### Task brief
Compile every line that includes the word "Wednesday".

### Record set
================

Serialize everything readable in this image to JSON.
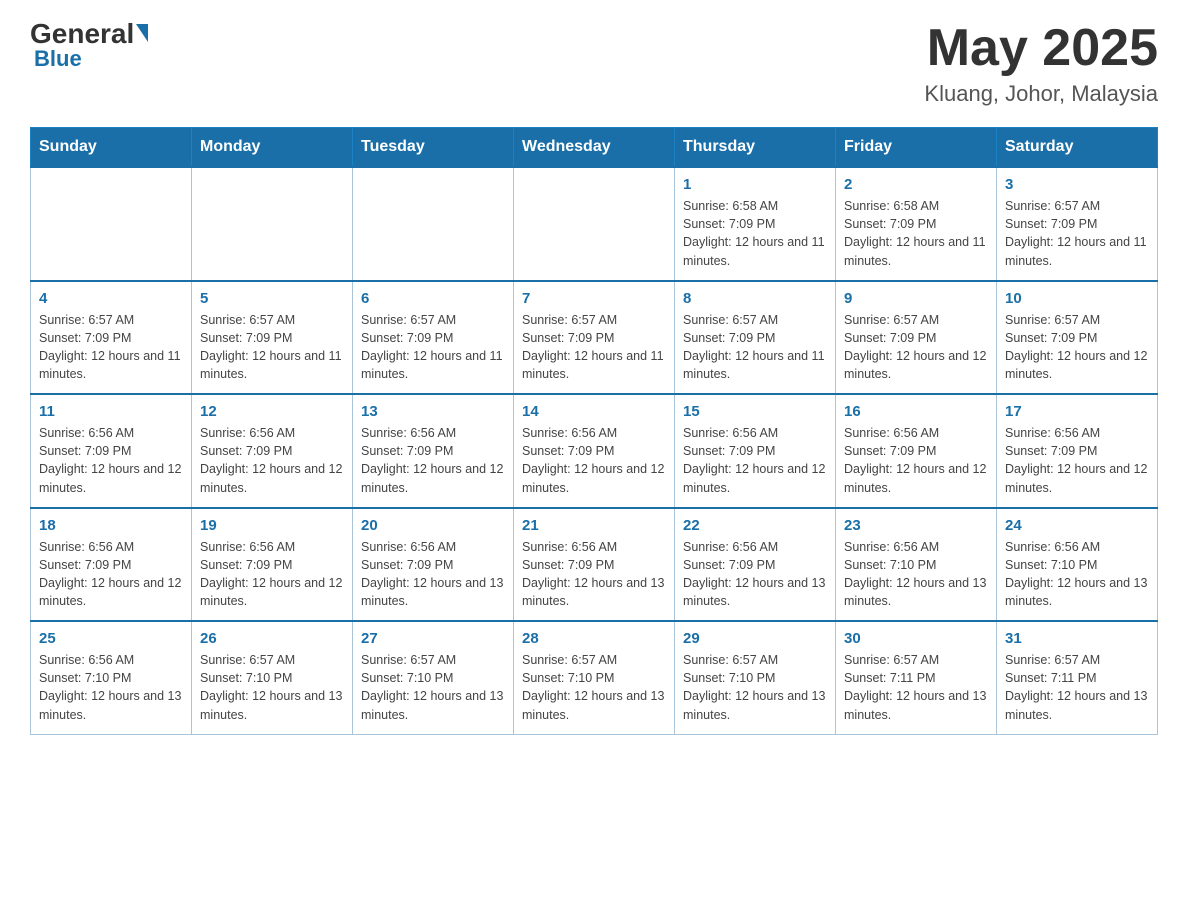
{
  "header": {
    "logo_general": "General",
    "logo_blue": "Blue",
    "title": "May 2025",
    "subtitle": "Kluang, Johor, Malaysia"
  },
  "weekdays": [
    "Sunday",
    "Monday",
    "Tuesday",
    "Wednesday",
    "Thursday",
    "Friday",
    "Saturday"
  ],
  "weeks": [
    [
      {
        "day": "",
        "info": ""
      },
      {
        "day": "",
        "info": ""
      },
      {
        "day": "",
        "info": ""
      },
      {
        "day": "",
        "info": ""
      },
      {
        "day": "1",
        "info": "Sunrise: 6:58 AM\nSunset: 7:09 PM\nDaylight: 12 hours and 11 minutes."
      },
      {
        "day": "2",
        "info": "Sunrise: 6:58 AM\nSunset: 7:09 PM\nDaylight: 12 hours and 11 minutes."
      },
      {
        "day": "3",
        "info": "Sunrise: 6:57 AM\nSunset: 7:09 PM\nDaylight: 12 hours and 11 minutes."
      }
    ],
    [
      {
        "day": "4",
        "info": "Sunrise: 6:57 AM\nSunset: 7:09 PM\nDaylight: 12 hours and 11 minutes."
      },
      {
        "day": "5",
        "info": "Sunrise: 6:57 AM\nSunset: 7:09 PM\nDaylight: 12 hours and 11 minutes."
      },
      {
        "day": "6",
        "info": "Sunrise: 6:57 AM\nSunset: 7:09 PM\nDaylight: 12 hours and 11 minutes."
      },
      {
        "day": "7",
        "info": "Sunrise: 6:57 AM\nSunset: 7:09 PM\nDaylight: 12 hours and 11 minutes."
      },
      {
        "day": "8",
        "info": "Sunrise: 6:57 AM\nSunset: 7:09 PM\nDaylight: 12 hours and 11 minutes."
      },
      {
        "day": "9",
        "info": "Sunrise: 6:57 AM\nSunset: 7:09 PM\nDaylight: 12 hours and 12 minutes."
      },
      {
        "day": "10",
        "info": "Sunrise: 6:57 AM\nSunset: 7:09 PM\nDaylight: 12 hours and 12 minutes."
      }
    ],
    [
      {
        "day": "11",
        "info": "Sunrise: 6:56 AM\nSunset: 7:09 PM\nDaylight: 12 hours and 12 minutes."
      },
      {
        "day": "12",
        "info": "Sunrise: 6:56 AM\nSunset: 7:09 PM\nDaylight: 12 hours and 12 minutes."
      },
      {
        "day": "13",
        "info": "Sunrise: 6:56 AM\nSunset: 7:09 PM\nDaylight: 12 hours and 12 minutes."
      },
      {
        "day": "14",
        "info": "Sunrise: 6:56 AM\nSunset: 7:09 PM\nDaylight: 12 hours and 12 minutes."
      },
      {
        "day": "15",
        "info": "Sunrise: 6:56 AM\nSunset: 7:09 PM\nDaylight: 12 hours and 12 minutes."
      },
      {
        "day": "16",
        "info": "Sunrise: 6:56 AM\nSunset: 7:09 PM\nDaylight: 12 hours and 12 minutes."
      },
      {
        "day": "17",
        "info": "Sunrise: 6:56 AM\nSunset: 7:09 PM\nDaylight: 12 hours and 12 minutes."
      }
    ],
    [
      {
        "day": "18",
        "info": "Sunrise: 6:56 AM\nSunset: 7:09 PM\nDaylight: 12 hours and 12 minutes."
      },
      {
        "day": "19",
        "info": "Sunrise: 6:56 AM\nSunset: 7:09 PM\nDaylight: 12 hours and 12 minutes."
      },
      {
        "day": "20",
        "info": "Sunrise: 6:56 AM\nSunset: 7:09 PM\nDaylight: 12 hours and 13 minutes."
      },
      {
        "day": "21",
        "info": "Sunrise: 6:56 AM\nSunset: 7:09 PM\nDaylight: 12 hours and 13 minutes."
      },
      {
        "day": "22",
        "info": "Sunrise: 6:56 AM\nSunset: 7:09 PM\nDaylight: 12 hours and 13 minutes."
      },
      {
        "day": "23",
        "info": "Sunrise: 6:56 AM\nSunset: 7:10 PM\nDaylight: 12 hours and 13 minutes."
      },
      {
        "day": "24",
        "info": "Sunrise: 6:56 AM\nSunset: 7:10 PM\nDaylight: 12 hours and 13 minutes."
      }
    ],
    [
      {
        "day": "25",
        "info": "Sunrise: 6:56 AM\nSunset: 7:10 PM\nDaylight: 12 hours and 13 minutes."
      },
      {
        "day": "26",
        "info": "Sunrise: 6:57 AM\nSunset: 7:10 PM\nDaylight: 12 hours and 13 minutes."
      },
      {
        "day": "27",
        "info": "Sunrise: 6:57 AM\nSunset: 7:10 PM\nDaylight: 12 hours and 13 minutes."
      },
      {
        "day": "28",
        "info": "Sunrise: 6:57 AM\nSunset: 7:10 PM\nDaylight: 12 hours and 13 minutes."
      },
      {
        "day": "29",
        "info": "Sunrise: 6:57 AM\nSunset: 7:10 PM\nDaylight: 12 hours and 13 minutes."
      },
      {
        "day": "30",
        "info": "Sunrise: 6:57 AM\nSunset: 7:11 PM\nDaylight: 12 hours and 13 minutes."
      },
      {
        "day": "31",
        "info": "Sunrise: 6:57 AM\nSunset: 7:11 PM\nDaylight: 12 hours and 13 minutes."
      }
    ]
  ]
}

================

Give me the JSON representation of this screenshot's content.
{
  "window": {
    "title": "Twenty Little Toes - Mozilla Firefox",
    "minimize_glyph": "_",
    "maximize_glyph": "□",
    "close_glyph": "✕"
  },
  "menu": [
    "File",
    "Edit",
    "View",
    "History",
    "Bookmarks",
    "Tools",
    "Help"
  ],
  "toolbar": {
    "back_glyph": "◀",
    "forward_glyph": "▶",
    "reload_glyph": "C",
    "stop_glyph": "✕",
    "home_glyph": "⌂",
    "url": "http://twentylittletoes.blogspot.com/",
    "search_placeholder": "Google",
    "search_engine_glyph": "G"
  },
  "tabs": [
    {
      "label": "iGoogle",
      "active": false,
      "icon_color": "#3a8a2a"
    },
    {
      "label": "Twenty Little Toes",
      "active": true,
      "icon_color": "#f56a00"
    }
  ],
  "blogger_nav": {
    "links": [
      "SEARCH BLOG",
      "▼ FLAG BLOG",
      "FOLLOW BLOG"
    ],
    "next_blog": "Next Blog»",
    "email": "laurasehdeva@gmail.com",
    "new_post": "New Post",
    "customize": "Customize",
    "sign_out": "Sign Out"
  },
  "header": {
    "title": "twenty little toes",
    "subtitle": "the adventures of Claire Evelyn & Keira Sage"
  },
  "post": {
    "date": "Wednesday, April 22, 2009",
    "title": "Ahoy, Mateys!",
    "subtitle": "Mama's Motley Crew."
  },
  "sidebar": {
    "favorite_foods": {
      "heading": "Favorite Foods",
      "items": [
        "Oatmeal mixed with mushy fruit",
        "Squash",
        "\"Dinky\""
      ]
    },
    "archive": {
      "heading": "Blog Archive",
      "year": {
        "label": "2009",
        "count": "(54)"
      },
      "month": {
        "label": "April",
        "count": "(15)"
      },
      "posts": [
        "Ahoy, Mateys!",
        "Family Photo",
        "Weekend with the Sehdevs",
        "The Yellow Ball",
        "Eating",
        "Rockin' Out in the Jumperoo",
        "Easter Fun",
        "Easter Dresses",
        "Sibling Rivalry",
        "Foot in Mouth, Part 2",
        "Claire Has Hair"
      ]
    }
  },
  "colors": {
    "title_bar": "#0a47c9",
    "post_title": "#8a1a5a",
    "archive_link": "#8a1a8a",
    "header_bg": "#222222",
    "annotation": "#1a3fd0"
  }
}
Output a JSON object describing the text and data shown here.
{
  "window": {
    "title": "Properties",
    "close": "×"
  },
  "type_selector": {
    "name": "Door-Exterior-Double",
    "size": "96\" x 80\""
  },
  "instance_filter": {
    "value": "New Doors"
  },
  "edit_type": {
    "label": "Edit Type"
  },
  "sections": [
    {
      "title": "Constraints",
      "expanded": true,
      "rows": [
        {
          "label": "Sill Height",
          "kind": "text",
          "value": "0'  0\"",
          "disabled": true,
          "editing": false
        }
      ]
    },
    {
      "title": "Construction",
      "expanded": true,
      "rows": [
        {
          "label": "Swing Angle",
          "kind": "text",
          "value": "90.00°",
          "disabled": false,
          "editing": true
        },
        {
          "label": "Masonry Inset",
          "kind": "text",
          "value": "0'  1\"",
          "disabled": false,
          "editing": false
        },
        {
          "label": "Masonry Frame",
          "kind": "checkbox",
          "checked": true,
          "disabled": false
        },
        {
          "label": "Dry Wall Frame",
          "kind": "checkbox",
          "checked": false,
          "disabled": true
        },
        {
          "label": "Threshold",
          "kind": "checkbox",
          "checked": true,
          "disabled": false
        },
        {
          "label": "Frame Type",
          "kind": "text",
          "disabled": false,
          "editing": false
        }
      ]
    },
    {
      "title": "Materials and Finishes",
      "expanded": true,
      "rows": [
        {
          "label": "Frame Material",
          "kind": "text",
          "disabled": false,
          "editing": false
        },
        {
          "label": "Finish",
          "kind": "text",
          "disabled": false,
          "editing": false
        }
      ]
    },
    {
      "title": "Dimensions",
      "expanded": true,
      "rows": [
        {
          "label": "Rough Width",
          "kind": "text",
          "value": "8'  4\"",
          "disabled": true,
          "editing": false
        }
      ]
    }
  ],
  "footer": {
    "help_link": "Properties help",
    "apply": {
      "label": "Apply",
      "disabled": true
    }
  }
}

================

### Output
    "Wednesday",
    "date": "Wednesday, April 22, 2009",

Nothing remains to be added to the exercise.